Objective: Copy each line that has the string "true" somewhere in it.

──────

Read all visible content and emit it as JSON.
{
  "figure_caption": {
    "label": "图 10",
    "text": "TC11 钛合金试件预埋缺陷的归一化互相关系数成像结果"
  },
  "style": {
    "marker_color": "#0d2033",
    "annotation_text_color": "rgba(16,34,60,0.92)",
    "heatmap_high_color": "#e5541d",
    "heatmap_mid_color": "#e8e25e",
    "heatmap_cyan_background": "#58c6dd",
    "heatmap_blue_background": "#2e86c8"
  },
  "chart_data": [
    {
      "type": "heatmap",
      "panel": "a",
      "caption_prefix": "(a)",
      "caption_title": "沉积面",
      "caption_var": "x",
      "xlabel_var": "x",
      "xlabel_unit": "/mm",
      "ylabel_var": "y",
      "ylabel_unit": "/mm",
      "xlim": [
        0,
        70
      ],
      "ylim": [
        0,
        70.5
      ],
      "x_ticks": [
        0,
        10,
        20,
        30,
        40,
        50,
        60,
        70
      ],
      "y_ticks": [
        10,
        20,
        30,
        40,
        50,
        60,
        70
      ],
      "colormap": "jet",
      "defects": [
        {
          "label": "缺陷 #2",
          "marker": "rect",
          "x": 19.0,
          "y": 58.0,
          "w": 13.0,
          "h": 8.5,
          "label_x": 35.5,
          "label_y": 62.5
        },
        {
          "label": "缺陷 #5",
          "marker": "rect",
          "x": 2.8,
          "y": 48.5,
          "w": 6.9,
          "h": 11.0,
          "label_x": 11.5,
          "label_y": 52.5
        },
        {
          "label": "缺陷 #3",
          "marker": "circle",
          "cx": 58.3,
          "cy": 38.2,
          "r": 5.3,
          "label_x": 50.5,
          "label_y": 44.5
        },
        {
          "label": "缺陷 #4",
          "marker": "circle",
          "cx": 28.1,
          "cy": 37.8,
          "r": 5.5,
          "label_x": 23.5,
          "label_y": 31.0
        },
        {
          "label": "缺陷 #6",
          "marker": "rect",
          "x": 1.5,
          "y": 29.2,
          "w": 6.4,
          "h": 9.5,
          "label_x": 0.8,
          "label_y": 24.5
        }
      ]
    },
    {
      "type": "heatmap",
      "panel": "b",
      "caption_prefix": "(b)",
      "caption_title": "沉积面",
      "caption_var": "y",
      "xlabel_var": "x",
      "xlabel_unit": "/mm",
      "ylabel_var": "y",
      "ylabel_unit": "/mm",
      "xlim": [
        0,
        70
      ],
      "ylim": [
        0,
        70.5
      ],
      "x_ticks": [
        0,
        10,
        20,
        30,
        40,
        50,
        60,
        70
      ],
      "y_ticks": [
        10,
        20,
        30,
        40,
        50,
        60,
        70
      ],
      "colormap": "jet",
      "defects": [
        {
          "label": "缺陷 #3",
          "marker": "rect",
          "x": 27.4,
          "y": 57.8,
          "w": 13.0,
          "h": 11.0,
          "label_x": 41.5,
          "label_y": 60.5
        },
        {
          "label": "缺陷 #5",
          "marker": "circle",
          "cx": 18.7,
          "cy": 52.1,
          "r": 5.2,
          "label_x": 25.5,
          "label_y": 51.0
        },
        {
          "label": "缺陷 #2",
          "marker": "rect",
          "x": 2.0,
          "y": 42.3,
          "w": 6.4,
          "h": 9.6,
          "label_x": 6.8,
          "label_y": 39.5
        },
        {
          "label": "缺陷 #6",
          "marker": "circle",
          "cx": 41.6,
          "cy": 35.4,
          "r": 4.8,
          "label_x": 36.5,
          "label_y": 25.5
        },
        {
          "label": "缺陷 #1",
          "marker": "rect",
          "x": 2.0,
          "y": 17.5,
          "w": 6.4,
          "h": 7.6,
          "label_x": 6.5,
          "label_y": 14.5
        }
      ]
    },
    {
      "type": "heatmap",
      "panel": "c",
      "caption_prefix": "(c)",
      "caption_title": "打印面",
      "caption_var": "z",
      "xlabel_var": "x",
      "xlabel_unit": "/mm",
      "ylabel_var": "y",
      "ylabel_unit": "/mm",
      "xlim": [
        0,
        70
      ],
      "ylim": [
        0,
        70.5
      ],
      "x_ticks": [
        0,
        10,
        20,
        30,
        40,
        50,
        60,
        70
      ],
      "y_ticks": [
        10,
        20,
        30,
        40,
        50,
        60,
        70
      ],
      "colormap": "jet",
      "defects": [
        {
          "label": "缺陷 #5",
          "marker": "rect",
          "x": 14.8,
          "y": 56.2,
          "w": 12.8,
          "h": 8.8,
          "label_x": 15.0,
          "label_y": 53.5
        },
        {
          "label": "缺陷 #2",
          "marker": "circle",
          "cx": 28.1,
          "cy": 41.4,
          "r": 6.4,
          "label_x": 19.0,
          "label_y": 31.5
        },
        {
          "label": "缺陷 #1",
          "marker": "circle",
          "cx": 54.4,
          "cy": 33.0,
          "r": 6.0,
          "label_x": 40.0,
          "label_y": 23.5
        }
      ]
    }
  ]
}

──────

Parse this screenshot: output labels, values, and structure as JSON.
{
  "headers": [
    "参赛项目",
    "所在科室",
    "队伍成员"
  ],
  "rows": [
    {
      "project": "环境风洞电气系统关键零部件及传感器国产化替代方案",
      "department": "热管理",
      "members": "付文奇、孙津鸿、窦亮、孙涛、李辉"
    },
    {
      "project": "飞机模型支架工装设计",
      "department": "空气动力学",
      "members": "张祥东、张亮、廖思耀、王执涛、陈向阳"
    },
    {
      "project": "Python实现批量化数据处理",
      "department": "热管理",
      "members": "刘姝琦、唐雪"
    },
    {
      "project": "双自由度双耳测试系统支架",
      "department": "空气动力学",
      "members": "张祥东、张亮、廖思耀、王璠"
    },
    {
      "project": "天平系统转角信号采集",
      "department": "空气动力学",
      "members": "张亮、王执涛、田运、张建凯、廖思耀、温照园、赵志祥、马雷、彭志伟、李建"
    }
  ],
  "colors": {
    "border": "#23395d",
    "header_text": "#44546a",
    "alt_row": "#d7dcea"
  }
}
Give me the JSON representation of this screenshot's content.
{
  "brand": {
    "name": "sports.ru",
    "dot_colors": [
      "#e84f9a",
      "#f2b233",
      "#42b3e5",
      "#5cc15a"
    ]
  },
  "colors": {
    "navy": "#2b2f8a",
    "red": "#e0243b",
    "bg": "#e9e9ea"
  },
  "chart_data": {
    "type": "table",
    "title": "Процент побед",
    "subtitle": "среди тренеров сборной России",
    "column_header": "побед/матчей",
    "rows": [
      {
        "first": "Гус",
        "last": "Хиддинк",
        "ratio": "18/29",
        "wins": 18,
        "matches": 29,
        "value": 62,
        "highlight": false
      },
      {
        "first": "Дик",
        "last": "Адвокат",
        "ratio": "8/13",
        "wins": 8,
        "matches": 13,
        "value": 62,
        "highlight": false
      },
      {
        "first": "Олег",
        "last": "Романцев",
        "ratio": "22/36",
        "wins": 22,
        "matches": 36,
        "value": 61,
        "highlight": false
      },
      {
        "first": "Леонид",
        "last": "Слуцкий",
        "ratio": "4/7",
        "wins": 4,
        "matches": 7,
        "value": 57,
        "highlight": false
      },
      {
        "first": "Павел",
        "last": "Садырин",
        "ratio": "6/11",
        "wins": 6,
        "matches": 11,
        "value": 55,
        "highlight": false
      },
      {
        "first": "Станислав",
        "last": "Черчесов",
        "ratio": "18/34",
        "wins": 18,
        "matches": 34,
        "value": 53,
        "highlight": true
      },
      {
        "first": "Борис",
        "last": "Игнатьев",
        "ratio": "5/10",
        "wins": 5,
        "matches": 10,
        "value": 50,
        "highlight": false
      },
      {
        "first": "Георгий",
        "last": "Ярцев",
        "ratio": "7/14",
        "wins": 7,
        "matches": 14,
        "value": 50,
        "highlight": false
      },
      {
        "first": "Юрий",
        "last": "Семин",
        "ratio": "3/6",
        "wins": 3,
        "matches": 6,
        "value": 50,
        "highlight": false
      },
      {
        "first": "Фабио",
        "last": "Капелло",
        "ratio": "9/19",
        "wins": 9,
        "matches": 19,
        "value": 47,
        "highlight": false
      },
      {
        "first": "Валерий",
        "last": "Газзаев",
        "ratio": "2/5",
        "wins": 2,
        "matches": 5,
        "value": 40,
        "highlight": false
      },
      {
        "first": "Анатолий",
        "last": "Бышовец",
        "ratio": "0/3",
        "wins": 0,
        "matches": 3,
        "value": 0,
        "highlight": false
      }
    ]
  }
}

──────

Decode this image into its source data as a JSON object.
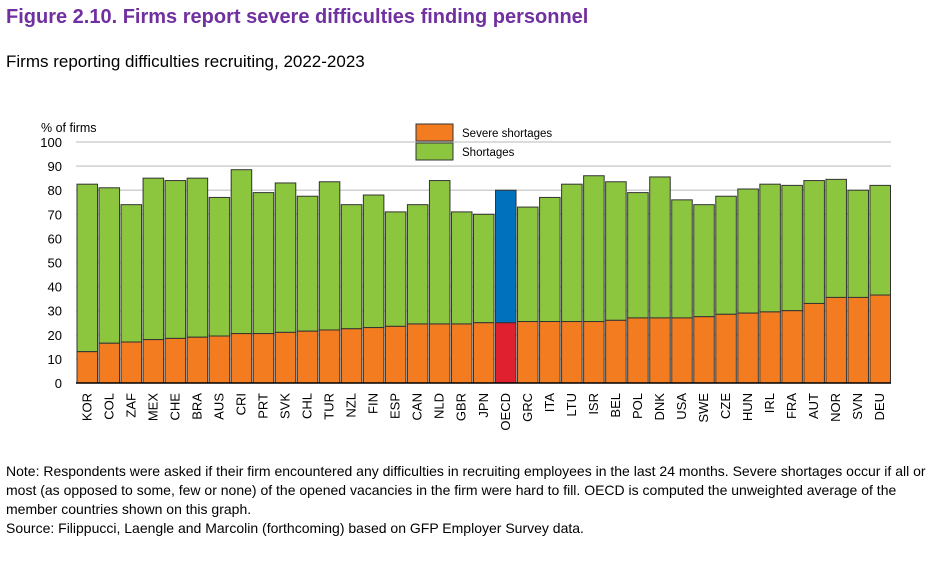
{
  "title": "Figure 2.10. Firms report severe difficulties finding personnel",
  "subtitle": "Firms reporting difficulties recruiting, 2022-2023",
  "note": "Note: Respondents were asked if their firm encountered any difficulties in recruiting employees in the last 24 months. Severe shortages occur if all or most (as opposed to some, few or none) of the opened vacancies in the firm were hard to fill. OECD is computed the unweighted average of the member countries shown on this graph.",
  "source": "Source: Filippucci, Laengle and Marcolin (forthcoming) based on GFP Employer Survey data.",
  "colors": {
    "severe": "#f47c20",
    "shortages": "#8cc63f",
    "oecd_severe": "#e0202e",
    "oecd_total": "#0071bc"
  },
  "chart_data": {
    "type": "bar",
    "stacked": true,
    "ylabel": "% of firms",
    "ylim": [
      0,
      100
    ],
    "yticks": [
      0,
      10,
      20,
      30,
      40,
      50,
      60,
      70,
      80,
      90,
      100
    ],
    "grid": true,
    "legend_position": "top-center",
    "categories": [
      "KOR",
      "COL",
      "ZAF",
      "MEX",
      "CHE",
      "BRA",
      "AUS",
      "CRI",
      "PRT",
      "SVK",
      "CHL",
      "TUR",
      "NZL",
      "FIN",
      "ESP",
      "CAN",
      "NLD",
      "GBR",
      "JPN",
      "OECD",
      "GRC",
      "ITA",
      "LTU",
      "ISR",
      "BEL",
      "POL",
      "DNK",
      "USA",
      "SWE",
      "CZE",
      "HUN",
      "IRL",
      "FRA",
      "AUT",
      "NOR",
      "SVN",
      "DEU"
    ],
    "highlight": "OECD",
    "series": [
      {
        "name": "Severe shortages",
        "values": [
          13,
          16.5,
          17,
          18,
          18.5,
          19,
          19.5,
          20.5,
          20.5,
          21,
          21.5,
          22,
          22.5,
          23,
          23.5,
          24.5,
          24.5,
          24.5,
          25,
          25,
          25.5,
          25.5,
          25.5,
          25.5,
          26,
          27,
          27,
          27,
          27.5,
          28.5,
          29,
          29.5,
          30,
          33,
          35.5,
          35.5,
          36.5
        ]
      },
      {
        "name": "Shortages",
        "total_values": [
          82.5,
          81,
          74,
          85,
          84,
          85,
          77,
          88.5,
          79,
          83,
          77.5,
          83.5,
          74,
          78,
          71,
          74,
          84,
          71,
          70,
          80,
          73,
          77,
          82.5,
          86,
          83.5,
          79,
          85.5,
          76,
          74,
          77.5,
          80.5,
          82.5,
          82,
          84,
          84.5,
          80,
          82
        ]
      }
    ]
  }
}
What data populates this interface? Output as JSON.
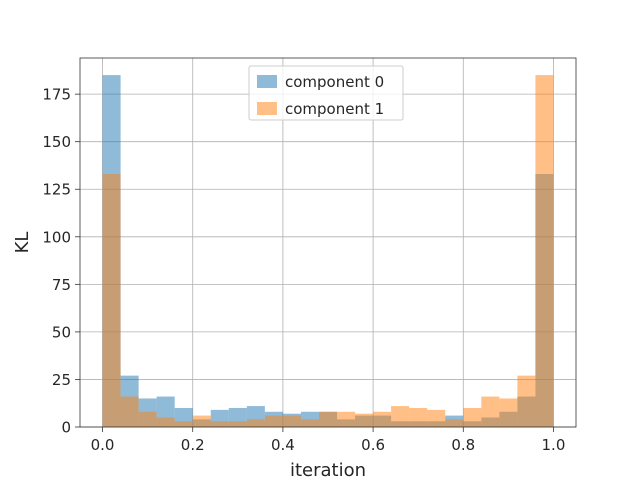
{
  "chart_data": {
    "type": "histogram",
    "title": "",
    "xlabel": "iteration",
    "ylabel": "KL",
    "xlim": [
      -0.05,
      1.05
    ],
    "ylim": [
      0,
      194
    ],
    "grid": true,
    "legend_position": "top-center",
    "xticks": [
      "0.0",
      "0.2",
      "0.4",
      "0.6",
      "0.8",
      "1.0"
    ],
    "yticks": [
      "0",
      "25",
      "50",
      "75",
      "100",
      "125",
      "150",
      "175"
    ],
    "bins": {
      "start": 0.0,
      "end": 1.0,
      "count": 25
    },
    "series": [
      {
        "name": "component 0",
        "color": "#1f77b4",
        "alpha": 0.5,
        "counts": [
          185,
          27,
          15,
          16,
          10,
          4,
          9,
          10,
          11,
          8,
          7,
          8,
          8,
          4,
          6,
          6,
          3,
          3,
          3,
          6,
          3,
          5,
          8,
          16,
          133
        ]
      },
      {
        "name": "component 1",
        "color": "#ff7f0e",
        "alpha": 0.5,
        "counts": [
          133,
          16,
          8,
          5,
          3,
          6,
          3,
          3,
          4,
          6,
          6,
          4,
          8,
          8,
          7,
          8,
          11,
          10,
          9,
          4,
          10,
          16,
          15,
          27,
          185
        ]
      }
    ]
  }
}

──────

Exercise result:
        "highlight": true
    "stacked": true,
    "grid": true,
    "grid": true,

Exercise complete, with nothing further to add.